### Given exercise
Lines that hold the string "nmanagement" are to be counted; give only their number.
[start]
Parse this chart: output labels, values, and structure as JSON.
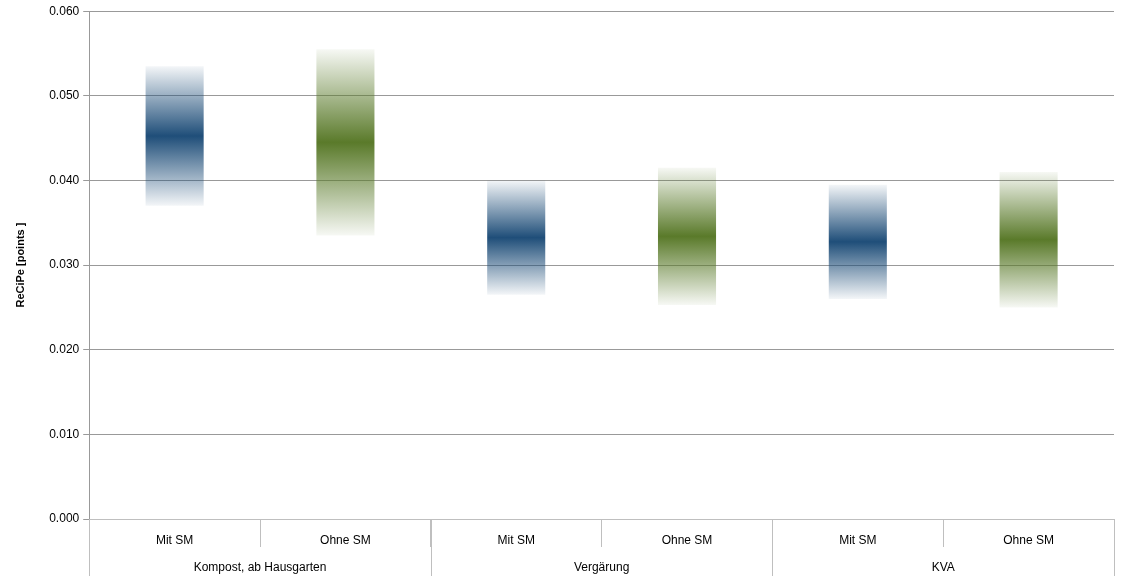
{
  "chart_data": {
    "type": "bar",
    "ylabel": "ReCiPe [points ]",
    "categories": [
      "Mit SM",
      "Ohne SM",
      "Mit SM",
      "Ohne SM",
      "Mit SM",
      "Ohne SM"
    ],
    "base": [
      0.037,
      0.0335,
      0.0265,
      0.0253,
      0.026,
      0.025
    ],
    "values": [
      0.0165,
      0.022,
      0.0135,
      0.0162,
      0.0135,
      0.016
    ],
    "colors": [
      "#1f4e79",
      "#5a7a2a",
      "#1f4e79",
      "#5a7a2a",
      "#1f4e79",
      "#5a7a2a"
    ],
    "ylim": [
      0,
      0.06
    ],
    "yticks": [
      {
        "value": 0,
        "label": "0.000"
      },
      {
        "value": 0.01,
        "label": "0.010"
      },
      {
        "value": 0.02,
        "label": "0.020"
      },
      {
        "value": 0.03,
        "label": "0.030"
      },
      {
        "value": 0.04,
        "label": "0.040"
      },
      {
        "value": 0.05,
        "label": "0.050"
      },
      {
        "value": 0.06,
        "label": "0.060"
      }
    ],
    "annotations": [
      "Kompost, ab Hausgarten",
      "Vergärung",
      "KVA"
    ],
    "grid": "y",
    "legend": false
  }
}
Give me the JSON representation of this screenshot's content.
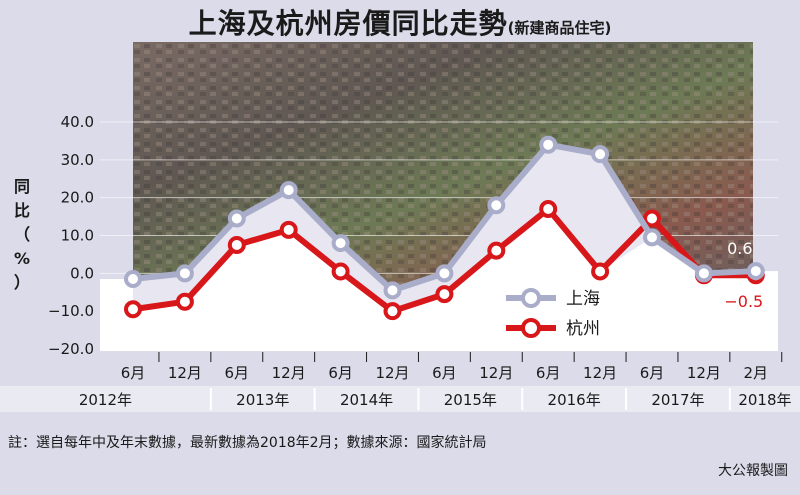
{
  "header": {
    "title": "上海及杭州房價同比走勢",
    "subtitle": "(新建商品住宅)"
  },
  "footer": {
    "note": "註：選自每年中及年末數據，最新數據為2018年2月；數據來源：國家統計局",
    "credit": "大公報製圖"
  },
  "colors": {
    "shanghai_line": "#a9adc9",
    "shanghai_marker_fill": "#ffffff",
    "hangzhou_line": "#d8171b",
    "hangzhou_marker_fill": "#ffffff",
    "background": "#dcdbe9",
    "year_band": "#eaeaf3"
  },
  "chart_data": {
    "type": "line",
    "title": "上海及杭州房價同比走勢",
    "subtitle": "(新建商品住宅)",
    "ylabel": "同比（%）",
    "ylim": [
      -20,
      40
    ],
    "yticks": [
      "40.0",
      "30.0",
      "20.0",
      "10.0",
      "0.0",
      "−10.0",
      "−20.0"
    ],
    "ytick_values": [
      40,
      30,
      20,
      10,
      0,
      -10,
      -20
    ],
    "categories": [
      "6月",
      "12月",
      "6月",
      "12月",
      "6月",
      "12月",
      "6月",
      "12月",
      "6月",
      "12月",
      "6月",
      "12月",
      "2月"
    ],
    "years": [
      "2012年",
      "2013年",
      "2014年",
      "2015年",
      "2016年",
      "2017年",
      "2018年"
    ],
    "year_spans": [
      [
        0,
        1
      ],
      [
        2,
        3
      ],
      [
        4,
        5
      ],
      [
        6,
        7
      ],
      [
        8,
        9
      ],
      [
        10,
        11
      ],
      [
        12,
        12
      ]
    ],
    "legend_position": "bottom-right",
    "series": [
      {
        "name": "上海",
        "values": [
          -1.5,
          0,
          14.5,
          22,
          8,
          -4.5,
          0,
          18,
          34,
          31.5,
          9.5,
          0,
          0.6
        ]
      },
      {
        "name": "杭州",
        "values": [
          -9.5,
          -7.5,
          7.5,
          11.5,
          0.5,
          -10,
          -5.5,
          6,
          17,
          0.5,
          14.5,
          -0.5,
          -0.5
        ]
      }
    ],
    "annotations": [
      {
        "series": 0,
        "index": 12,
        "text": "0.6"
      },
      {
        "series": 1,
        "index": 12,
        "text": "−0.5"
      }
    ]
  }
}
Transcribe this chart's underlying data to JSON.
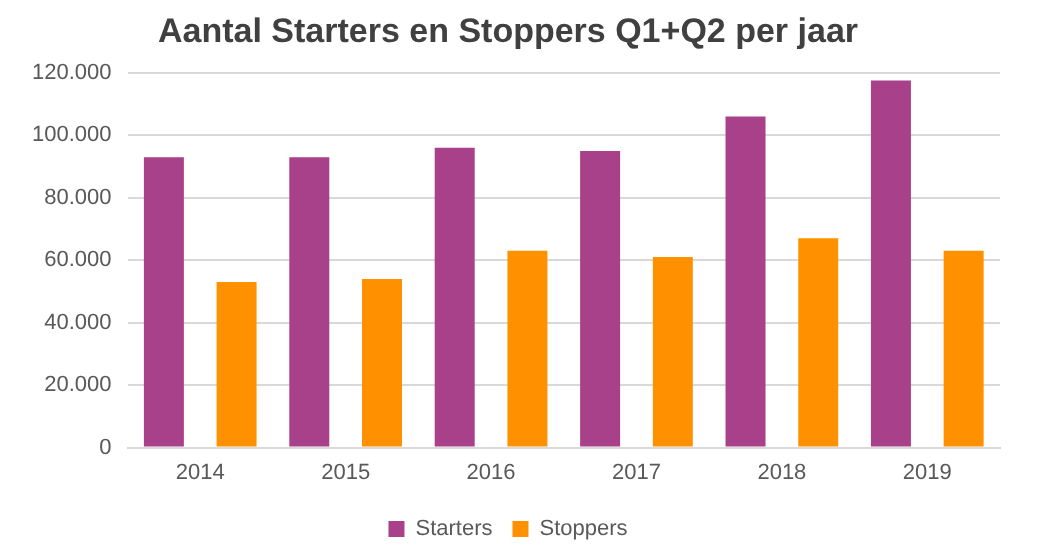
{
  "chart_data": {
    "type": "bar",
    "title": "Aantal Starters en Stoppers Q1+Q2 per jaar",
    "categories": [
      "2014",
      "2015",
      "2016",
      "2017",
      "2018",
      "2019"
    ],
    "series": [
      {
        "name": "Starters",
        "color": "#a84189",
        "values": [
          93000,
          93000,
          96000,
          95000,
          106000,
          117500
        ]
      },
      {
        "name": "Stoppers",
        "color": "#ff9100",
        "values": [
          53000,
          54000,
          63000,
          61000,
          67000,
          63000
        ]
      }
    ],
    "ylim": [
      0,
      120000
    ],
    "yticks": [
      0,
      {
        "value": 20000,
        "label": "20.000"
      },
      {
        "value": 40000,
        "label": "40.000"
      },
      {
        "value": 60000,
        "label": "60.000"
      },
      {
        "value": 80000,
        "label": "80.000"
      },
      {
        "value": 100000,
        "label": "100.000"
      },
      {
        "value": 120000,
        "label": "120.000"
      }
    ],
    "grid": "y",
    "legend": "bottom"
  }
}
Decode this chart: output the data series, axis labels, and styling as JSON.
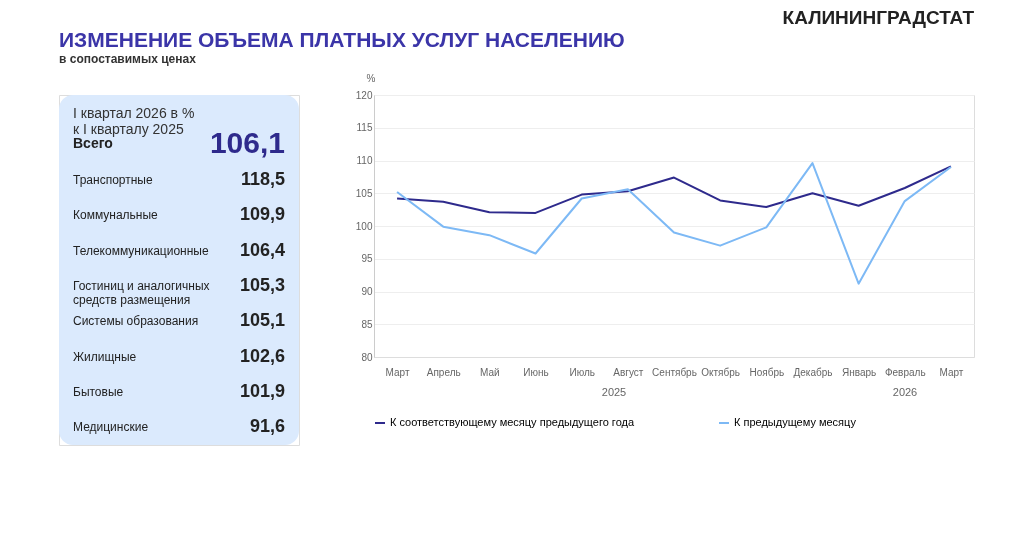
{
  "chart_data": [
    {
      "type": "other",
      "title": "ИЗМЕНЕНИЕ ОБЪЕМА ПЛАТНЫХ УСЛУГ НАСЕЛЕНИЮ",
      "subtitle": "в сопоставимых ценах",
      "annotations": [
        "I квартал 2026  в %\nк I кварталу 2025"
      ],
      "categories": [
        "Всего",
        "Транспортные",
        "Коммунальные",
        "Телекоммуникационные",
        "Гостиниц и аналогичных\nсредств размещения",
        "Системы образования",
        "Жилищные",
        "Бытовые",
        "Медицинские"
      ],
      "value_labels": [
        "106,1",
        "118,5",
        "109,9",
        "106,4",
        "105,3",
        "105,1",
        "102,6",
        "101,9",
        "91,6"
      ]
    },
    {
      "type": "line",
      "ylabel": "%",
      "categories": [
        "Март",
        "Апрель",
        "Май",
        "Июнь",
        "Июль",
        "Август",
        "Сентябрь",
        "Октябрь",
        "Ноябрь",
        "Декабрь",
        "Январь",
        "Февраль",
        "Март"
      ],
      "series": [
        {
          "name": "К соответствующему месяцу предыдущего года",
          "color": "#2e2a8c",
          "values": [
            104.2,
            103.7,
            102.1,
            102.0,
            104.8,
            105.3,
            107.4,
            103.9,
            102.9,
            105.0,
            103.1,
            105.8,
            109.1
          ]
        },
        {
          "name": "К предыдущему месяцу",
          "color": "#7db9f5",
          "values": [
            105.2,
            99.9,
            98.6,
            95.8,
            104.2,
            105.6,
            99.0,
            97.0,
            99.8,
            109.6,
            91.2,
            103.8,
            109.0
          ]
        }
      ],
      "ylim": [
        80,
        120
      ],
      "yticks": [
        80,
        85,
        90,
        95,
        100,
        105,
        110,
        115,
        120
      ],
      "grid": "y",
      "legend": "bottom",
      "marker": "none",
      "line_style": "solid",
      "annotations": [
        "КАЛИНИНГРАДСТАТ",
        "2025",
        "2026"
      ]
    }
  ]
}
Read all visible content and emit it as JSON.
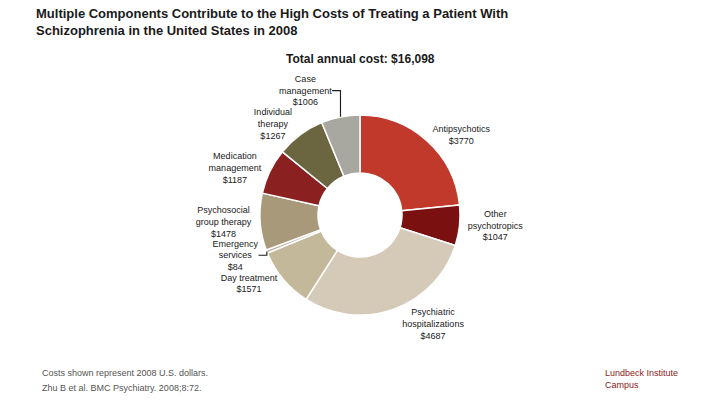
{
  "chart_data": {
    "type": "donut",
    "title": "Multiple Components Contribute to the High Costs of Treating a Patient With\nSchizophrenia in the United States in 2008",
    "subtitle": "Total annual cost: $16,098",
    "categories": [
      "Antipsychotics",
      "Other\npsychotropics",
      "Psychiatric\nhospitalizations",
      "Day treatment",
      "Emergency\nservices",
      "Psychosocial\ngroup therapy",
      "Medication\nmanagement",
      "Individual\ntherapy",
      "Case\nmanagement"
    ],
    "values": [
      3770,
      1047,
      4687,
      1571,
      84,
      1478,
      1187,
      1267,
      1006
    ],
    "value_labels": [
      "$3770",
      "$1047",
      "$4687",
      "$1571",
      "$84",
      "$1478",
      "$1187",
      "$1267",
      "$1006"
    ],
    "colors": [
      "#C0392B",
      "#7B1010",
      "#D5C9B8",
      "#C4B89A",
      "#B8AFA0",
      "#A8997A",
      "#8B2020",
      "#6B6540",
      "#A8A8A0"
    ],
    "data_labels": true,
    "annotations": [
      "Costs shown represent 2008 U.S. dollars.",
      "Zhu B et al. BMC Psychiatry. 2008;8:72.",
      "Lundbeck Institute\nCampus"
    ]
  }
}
[end]
### Reply
2